** Start The input **

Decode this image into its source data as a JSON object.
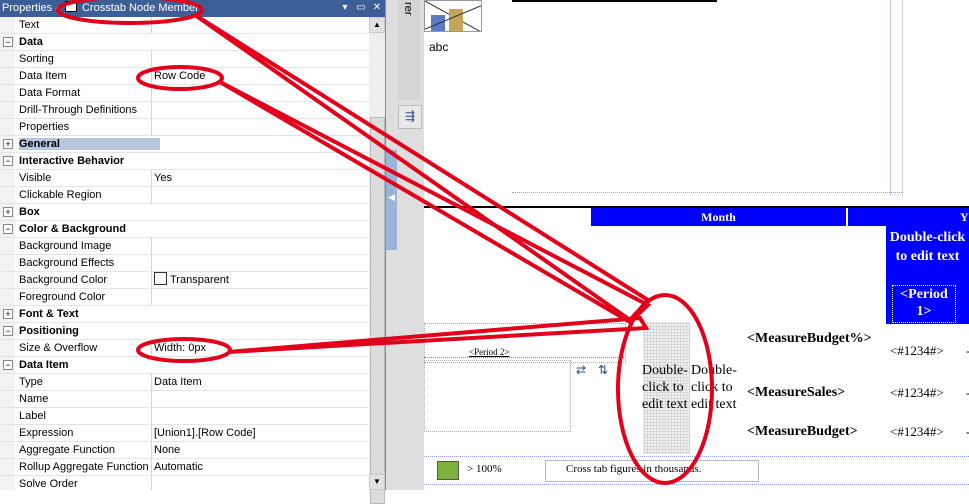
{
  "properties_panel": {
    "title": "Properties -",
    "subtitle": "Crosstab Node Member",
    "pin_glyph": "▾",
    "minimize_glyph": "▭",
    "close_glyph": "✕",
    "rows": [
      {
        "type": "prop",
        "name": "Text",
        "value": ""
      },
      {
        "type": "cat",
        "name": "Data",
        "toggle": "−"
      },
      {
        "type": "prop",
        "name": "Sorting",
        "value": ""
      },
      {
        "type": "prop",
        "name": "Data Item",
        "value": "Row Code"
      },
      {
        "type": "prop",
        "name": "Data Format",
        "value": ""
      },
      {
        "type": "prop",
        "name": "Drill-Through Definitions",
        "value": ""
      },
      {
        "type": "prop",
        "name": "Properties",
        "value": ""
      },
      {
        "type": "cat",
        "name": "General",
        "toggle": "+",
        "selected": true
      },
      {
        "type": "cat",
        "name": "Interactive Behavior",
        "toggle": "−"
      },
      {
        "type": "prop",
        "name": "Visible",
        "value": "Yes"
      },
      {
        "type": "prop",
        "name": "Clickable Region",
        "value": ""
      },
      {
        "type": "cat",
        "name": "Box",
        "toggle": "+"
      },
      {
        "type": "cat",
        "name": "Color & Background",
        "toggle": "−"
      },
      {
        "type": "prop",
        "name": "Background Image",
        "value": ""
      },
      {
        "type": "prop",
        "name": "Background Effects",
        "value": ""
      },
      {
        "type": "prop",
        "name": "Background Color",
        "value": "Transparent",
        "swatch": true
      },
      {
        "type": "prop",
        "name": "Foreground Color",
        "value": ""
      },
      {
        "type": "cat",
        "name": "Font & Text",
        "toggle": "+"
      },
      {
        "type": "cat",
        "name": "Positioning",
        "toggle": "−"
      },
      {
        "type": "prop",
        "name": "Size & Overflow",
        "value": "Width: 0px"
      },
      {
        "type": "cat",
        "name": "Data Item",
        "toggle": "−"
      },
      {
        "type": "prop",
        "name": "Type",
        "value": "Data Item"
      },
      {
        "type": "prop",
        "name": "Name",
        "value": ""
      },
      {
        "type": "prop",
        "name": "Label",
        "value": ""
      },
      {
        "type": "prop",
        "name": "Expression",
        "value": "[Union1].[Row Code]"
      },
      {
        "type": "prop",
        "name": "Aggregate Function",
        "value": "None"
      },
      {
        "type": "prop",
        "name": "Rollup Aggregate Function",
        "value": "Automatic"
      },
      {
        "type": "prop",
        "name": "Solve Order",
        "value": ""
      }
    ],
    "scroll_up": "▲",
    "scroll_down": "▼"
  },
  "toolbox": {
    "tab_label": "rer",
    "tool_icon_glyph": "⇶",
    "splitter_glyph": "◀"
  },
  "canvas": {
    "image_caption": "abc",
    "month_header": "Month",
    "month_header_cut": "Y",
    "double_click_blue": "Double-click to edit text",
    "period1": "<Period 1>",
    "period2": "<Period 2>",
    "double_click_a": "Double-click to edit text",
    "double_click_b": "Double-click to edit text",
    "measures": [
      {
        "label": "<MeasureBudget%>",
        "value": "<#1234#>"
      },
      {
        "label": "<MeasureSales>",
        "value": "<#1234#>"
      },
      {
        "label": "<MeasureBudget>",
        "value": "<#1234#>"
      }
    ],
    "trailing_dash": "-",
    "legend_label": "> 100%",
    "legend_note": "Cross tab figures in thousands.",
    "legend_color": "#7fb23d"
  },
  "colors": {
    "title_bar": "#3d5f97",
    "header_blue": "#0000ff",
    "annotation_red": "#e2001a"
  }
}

** End The input **

### Aim of the exercise
List all lines where "MeasureBudget" occurs.

### Result of this task
        "label": "<MeasureBudget%>",
        "label": "<MeasureBudget>",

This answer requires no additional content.